- _Record set_
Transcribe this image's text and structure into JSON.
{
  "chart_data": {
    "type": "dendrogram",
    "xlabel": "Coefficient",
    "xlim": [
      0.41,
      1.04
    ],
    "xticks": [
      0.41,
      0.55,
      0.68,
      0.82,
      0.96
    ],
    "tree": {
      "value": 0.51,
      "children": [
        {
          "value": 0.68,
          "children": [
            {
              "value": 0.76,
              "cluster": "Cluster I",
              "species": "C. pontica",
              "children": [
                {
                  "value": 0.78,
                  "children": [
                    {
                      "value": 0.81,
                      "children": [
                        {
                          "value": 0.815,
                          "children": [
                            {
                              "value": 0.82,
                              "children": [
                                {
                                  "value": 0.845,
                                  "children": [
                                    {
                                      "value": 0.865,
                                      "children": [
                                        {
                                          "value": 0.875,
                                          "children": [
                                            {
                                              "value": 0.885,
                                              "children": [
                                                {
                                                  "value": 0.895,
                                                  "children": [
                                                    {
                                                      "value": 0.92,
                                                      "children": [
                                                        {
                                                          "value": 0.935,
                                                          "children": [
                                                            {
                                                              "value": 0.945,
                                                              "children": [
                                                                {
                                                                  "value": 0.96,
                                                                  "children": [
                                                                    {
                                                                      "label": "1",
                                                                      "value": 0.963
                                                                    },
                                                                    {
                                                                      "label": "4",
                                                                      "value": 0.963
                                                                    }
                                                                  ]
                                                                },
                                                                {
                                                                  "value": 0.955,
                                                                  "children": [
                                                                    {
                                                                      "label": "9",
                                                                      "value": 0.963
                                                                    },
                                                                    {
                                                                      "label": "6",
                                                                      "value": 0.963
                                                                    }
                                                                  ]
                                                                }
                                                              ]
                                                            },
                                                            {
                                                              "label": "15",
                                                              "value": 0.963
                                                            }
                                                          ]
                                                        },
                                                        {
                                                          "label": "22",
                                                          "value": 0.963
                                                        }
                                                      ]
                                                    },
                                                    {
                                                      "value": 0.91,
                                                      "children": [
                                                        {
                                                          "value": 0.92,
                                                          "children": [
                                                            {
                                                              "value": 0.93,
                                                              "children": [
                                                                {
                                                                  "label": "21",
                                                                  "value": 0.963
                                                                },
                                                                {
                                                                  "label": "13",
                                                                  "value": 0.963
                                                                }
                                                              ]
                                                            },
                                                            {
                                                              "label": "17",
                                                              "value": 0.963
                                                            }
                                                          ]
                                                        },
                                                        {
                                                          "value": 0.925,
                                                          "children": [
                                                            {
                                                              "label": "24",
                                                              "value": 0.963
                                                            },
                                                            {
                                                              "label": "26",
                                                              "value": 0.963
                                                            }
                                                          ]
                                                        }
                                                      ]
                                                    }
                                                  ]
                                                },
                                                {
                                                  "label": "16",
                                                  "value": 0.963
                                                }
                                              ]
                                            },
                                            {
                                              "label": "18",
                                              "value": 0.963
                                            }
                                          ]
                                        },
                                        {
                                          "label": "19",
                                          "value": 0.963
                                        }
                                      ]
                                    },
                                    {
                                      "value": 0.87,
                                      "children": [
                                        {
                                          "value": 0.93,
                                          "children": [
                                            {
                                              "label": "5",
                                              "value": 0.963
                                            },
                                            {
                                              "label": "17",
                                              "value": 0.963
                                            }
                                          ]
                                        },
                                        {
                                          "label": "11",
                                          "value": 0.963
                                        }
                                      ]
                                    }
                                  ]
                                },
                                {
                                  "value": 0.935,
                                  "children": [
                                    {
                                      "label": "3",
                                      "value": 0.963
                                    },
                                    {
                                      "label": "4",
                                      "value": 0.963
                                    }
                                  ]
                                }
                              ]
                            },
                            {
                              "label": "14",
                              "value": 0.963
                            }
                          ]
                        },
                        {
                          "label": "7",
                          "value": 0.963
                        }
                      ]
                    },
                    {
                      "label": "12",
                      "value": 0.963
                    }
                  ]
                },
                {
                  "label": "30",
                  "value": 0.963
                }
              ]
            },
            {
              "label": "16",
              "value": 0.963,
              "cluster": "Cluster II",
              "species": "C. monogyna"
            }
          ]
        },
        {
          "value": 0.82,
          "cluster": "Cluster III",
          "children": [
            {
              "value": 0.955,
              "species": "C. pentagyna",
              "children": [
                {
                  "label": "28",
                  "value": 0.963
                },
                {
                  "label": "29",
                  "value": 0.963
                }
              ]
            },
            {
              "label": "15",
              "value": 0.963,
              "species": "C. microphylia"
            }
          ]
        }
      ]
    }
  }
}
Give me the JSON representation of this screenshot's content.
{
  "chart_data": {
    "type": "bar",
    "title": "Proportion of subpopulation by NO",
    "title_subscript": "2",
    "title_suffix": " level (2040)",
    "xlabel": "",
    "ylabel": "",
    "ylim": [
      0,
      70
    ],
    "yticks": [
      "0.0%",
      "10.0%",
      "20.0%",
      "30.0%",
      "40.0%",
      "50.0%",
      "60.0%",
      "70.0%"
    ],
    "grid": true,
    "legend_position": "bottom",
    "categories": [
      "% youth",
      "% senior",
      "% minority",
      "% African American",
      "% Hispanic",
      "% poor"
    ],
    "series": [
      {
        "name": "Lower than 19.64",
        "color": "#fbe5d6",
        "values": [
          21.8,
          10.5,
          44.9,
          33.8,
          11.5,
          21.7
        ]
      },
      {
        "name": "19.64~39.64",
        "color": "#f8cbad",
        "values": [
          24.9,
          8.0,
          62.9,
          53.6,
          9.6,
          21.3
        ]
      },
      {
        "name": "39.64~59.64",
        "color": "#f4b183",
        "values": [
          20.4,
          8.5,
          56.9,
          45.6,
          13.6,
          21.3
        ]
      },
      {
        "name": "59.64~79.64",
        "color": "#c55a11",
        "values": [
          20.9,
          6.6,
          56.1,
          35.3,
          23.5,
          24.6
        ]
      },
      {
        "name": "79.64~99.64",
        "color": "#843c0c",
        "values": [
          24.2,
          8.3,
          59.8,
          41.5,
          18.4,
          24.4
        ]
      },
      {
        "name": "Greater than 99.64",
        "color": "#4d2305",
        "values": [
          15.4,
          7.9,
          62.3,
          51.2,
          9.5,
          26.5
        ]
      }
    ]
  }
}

- _Work instructions_
Every entry must be retyped in full, exactly as given.

- _Final result_
Transcribe this image's text and structure into JSON.
{
  "chart_data": {
    "type": "dendrogram",
    "xlabel": "Coefficient",
    "xlim": [
      0.41,
      1.04
    ],
    "xticks": [
      0.41,
      0.55,
      0.68,
      0.82,
      0.96
    ],
    "tree": {
      "value": 0.51,
      "children": [
        {
          "value": 0.68,
          "children": [
            {
              "value": 0.76,
              "cluster": "Cluster I",
              "species": "C. pontica",
              "children": [
                {
                  "value": 0.78,
                  "children": [
                    {
                      "value": 0.81,
                      "children": [
                        {
                          "value": 0.815,
                          "children": [
                            {
                              "value": 0.82,
                              "children": [
                                {
                                  "value": 0.845,
                                  "children": [
                                    {
                                      "value": 0.865,
                                      "children": [
                                        {
                                          "value": 0.875,
                                          "children": [
                                            {
                                              "value": 0.885,
                                              "children": [
                                                {
                                                  "value": 0.895,
                                                  "children": [
                                                    {
                                                      "value": 0.92,
                                                      "children": [
                                                        {
                                                          "value": 0.935,
                                                          "children": [
                                                            {
                                                              "value": 0.945,
                                                              "children": [
                                                                {
                                                                  "value": 0.96,
                                                                  "children": [
                                                                    {
                                                                      "label": "1",
                                                                      "value": 0.963
                                                                    },
                                                                    {
                                                                      "label": "4",
                                                                      "value": 0.963
                                                                    }
                                                                  ]
                                                                },
                                                                {
                                                                  "value": 0.955,
                                                                  "children": [
                                                                    {
                                                                      "label": "9",
                                                                      "value": 0.963
                                                                    },
                                                                    {
                                                                      "label": "6",
                                                                      "value": 0.963
                                                                    }
                                                                  ]
                                                                }
                                                              ]
                                                            },
                                                            {
                                                              "label": "15",
                                                              "value": 0.963
                                                            }
                                                          ]
                                                        },
                                                        {
                                                          "label": "22",
                                                          "value": 0.963
                                                        }
                                                      ]
                                                    },
                                                    {
                                                      "value": 0.91,
                                                      "children": [
                                                        {
                                                          "value": 0.92,
                                                          "children": [
                                                            {
                                                              "value": 0.93,
                                                              "children": [
                                                                {
                                                                  "label": "21",
                                                                  "value": 0.963
                                                                },
                                                                {
                                                                  "label": "13",
                                                                  "value": 0.963
                                                                }
                                                              ]
                                                            },
                                                            {
                                                              "label": "17",
                                                              "value": 0.963
                                                            }
                                                          ]
                                                        },
                                                        {
                                                          "value": 0.925,
                                                          "children": [
                                                            {
                                                              "label": "24",
                                                              "value": 0.963
                                                            },
                                                            {
                                                              "label": "26",
                                                              "value": 0.963
                                                            }
                                                          ]
                                                        }
                                                      ]
                                                    }
                                                  ]
                                                },
                                                {
                                                  "label": "16",
                                                  "value": 0.963
                                                }
                                              ]
                                            },
                                            {
                                              "label": "18",
                                              "value": 0.963
                                            }
                                          ]
                                        },
                                        {
                                          "label": "19",
                                          "value": 0.963
                                        }
                                      ]
                                    },
                                    {
                                      "value": 0.87,
                                      "children": [
                                        {
                                          "value": 0.93,
                                          "children": [
                                            {
                                              "label": "5",
                                              "value": 0.963
                                            },
                                            {
                                              "label": "17",
                                              "value": 0.963
                                            }
                                          ]
                                        },
                                        {
                                          "label": "11",
                                          "value": 0.963
                                        }
                                      ]
                                    }
                                  ]
                                },
                                {
                                  "value": 0.935,
                                  "children": [
                                    {
                                      "label": "3",
                                      "value": 0.963
                                    },
                                    {
                                      "label": "4",
                                      "value": 0.963
                                    }
                                  ]
                                }
                              ]
                            },
                            {
                              "label": "14",
                              "value": 0.963
                            }
                          ]
                        },
                        {
                          "label": "7",
                          "value": 0.963
                        }
                      ]
                    },
                    {
                      "label": "12",
                      "value": 0.963
                    }
                  ]
                },
                {
                  "label": "30",
                  "value": 0.963
                }
              ]
            },
            {
              "label": "16",
              "value": 0.963,
              "cluster": "Cluster II",
              "species": "C. monogyna"
            }
          ]
        },
        {
          "value": 0.82,
          "cluster": "Cluster III",
          "children": [
            {
              "value": 0.955,
              "species": "C. pentagyna",
              "children": [
                {
                  "label": "28",
                  "value": 0.963
                },
                {
                  "label": "29",
                  "value": 0.963
                }
              ]
            },
            {
              "label": "15",
              "value": 0.963,
              "species": "C. microphylia"
            }
          ]
        }
      ]
    }
  }
}
Give me the JSON representation of this screenshot's content.
{
  "chart_data": {
    "type": "bar",
    "title": "Proportion of subpopulation by NO",
    "title_subscript": "2",
    "title_suffix": " level (2040)",
    "xlabel": "",
    "ylabel": "",
    "ylim": [
      0,
      70
    ],
    "yticks": [
      "0.0%",
      "10.0%",
      "20.0%",
      "30.0%",
      "40.0%",
      "50.0%",
      "60.0%",
      "70.0%"
    ],
    "grid": true,
    "legend_position": "bottom",
    "categories": [
      "% youth",
      "% senior",
      "% minority",
      "% African American",
      "% Hispanic",
      "% poor"
    ],
    "series": [
      {
        "name": "Lower than 19.64",
        "color": "#fbe5d6",
        "values": [
          21.8,
          10.5,
          44.9,
          33.8,
          11.5,
          21.7
        ]
      },
      {
        "name": "19.64~39.64",
        "color": "#f8cbad",
        "values": [
          24.9,
          8.0,
          62.9,
          53.6,
          9.6,
          21.3
        ]
      },
      {
        "name": "39.64~59.64",
        "color": "#f4b183",
        "values": [
          20.4,
          8.5,
          56.9,
          45.6,
          13.6,
          21.3
        ]
      },
      {
        "name": "59.64~79.64",
        "color": "#c55a11",
        "values": [
          20.9,
          6.6,
          56.1,
          35.3,
          23.5,
          24.6
        ]
      },
      {
        "name": "79.64~99.64",
        "color": "#843c0c",
        "values": [
          24.2,
          8.3,
          59.8,
          41.5,
          18.4,
          24.4
        ]
      },
      {
        "name": "Greater than 99.64",
        "color": "#4d2305",
        "values": [
          15.4,
          7.9,
          62.3,
          51.2,
          9.5,
          26.5
        ]
      }
    ]
  }
}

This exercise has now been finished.